Fragmento del documento >>
Me viene a la mente el libro “A Vanished World” de Roman Vishniac y prefaciado por Eli Wiesel (The Noonday Press, 1983) con su registro pictórico del mundo perdido a manos de la Shoá. Me pregunto si lo que buscamos, de alguna manera más o menos consciente, no es una conexión con ese mundo del cual la muchos de nosotros (sino la mayoría), judíos ashkenazies, somos las generaciones rescatadas. Un mundo en el cual la religión y el cumplimiento de los preceptos ocupaban casi todo el espacio de la vida judía porque eran fuente de significado y consuelo. Claro que había judíos emancipados, judíos reformistas, y judíos conservadores: pero todos partían del punto de vista de la observancia y la religión como eje único de su naturaleza judía. Las masas, sin embargo, representaban la opción piadosa, temerosa, rigorista y hasta prejuiciosa, guiada fuertemente por la impronta del Rabino o Rebbe. Hasta hoy, todos precisamos un guía, a todos en algún lugar nos gusta decir “mi rabino”. Creo que por eso la mayoría de nosotros tiende a ver cómo auténtico, como verdaderamente judío, aquello que en mayor o menor medida se acerque a aquel recuerdo ya casi icónico de un mundo que ya no existe. Es un lazo profundamente afectivo y primitivo, que excede lo racional y echa raíces en lo emocional. Es la misma conexión que nos generan ciertos alimentos y aromas o las luces de las velas o la cocción de la jalá o el primer bocado de matzá que comemos en Pesaj. Es lo que muchos llaman “yidishekeit”. El mero hecho de decirlo así, en yidish, ya lo hace más “auténtico”.

Ejercicios por completar >>
1. Según el texto sobre el mundo judío perdido en la Shoá, ¿quién escribió el prefacio de "A Vanished World"?
2. Escribe la continuación del texto sobre el mundo judío perdido en la Shoá a partir de su última oración.
El material que sigue proviene de otra fuente.

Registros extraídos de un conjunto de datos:

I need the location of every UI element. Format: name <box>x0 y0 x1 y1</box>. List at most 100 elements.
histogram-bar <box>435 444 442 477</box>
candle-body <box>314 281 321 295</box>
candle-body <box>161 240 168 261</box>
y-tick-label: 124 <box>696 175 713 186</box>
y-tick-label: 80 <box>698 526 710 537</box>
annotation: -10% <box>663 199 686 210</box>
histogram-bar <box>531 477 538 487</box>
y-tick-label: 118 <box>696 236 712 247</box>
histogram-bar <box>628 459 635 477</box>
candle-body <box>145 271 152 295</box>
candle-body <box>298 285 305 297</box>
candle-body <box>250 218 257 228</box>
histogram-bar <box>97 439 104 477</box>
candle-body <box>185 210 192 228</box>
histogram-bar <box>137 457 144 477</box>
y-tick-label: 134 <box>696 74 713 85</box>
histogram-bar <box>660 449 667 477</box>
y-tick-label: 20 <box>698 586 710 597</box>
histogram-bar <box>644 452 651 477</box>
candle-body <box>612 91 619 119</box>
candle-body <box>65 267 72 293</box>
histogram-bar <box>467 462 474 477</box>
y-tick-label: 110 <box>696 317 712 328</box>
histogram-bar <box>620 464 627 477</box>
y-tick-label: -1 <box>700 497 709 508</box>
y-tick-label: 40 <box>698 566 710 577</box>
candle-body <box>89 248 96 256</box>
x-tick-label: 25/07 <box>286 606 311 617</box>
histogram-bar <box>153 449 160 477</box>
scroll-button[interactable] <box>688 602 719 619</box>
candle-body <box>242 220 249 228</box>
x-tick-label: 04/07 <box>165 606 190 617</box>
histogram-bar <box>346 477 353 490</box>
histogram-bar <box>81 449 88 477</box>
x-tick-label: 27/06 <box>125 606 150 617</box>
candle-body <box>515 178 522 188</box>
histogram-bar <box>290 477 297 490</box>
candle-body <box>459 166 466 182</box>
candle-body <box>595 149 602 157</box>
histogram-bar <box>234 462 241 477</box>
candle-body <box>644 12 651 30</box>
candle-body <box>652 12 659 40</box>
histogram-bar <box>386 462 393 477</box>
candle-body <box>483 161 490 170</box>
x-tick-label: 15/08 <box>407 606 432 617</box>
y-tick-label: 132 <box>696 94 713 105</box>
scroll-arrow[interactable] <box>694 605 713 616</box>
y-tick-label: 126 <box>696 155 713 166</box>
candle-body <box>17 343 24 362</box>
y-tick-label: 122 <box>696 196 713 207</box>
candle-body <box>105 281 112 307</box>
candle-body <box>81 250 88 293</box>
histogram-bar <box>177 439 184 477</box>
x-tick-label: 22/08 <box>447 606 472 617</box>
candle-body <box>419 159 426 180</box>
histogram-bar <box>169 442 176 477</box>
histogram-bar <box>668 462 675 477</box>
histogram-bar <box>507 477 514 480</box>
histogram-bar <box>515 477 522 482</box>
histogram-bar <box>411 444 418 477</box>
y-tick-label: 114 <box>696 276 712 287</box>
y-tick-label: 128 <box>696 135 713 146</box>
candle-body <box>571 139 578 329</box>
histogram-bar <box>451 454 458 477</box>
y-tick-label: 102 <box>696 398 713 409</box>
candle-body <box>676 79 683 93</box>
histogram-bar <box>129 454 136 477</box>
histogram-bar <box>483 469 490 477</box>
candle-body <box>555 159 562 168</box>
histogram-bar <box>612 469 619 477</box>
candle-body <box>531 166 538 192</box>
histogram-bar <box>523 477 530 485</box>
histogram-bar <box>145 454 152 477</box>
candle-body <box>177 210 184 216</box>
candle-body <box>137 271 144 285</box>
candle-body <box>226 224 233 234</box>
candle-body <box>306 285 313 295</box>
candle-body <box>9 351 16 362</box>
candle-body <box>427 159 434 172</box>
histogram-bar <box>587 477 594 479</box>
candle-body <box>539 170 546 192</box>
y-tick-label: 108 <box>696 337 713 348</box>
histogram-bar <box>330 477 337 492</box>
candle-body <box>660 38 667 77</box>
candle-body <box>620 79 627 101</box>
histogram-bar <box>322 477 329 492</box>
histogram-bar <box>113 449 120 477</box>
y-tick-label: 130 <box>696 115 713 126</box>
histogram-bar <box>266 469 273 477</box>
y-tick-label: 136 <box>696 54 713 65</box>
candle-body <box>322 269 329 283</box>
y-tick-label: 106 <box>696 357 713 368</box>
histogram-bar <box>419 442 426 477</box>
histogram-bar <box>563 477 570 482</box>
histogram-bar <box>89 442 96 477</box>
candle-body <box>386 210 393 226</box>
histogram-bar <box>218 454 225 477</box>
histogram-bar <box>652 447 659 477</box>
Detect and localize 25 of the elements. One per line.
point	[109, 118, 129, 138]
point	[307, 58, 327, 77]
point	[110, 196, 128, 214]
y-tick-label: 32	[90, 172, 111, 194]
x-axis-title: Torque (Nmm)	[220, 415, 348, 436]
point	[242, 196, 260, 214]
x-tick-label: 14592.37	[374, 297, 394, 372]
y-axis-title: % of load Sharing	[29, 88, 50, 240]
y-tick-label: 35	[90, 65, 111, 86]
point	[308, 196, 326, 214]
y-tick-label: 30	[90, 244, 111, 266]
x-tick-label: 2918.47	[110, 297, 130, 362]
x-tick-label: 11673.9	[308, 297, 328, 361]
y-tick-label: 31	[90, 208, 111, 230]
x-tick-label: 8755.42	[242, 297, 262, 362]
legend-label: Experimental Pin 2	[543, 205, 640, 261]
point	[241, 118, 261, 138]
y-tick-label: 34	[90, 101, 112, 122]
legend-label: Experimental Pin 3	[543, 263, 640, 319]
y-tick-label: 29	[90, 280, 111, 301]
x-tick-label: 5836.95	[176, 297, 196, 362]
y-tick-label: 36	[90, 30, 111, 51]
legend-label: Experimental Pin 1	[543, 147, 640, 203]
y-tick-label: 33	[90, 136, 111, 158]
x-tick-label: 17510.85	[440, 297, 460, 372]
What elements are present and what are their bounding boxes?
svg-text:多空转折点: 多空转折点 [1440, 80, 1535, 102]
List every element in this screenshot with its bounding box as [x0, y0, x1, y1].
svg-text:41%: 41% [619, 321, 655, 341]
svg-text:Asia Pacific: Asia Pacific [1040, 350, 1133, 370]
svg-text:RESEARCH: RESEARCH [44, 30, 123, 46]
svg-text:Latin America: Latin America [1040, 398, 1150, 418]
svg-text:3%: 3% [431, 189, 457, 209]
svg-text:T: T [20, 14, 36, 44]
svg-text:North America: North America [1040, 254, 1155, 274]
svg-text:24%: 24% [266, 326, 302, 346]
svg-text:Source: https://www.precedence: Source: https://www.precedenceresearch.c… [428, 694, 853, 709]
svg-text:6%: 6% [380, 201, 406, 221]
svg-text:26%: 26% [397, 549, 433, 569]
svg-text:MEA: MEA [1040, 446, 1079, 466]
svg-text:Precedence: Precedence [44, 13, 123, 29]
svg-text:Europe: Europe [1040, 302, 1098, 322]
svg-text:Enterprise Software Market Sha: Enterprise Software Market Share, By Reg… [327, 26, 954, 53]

Resultados del ejercicio >>
1. Eli Wiesel.

2.
Esta conexión es legítima y válida. Ha preservado ya algunas generaciones de judíos. Sin embargo, la velocidad con que el mundo se globaliza y con las que las redes se tragan la historia hace que, a mi criterio, un judaísmo sustentado en el “yidishkeit” corra más peligro que un judaísmo liberal con pequeñas dosis de “yidishkeit”, de ser necesario. No se trata tanto de seguir siendo como nuestros tátara o bisabuelos, sino de recrear nuestra narrativa judía en una forma relevante a nuestro tiempo. No es la simpleza de proponer un curso como “Talmdud 3.0” o ese tipo de creatividad casi infantil, sino de poder estudiarlos (el Talmud, las fuentes) con una lectura de nuestros días y nuestra mentalidad. Cuando el mundo nos invade con pornografía y abuso sexual, cuando la cuestión de género ocupa toda la opinión pública, no es cuestión de subir la altura de las mejitzot o hacerlas más “user-friendly” sino de discutir, por el mérito de la discusión en sí misma, los valores morales que el judaísmo propone respecto de estos temas, aún en su complejidad y contradicciones.
Poder entender porque otros judíos conectan con ciertas formas de judaísmo con las cuales yo no conecto me da paz interior. Me permite correrme de un lugar combativo para ubicarme en un lugar proactivo. De propuesta y discurso. Así como el hábito no hace al monje, personalmente creo que la práctica no hace al judío. Lo ayuda, pero no lo constituye. Ser judío supone saberse tal y saberse parte de una comunidad. El resto, es comentario.